## TASK DESCRIPTION
Reproduce the records below exactly as given.

***** INFORMATION PROVIDED

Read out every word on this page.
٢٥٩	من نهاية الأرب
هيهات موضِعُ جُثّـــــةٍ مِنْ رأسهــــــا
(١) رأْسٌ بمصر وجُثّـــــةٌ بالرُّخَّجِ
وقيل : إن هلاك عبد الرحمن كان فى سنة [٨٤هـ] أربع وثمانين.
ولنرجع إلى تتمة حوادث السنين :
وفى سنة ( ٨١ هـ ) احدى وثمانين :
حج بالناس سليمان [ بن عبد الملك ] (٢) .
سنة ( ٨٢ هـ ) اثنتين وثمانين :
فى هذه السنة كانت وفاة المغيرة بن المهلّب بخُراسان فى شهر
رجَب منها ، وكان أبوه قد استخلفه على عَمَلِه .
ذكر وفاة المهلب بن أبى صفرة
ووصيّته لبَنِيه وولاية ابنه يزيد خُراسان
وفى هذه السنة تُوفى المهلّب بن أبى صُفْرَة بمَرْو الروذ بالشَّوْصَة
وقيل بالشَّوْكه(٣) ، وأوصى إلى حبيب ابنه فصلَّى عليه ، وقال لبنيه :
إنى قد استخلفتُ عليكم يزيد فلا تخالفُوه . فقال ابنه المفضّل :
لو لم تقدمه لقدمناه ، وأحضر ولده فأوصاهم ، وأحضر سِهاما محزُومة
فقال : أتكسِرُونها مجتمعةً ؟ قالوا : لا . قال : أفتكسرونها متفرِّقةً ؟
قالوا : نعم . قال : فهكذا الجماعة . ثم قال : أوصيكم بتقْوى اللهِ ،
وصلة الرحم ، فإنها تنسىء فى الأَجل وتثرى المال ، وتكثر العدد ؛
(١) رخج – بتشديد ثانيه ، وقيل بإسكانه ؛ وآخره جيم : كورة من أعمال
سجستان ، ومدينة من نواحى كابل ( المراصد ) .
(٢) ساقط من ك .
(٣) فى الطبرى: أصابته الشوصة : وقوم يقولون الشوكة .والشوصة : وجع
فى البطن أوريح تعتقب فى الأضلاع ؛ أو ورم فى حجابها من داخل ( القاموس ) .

**********

## FULL OUTPUT
Read out every word on this page.
٢٥٩	من نهاية الأرب
هيهات موضِعُ جُثّـــــةٍ مِنْ رأسهــــــا
(١) رأْسٌ بمصر وجُثّـــــةٌ بالرُّخَّجِ
وقيل : إن هلاك عبد الرحمن كان فى سنة [٨٤هـ] أربع وثمانين.
ولنرجع إلى تتمة حوادث السنين :
وفى سنة ( ٨١ هـ ) احدى وثمانين :
حج بالناس سليمان [ بن عبد الملك ] (٢) .
سنة ( ٨٢ هـ ) اثنتين وثمانين :
فى هذه السنة كانت وفاة المغيرة بن المهلّب بخُراسان فى شهر
رجَب منها ، وكان أبوه قد استخلفه على عَمَلِه .
ذكر وفاة المهلب بن أبى صفرة
ووصيّته لبَنِيه وولاية ابنه يزيد خُراسان
وفى هذه السنة تُوفى المهلّب بن أبى صُفْرَة بمَرْو الروذ بالشَّوْصَة
وقيل بالشَّوْكه(٣) ، وأوصى إلى حبيب ابنه فصلَّى عليه ، وقال لبنيه :
إنى قد استخلفتُ عليكم يزيد فلا تخالفُوه . فقال ابنه المفضّل :
لو لم تقدمه لقدمناه ، وأحضر ولده فأوصاهم ، وأحضر سِهاما محزُومة
فقال : أتكسِرُونها مجتمعةً ؟ قالوا : لا . قال : أفتكسرونها متفرِّقةً ؟
قالوا : نعم . قال : فهكذا الجماعة . ثم قال : أوصيكم بتقْوى اللهِ ،
وصلة الرحم ، فإنها تنسىء فى الأَجل وتثرى المال ، وتكثر العدد ؛
(١) رخج – بتشديد ثانيه ، وقيل بإسكانه ؛ وآخره جيم : كورة من أعمال
سجستان ، ومدينة من نواحى كابل ( المراصد ) .
(٢) ساقط من ك .
(٣) فى الطبرى: أصابته الشوصة : وقوم يقولون الشوكة .والشوصة : وجع
فى البطن أوريح تعتقب فى الأضلاع ؛ أو ورم فى حجابها من داخل ( القاموس ) .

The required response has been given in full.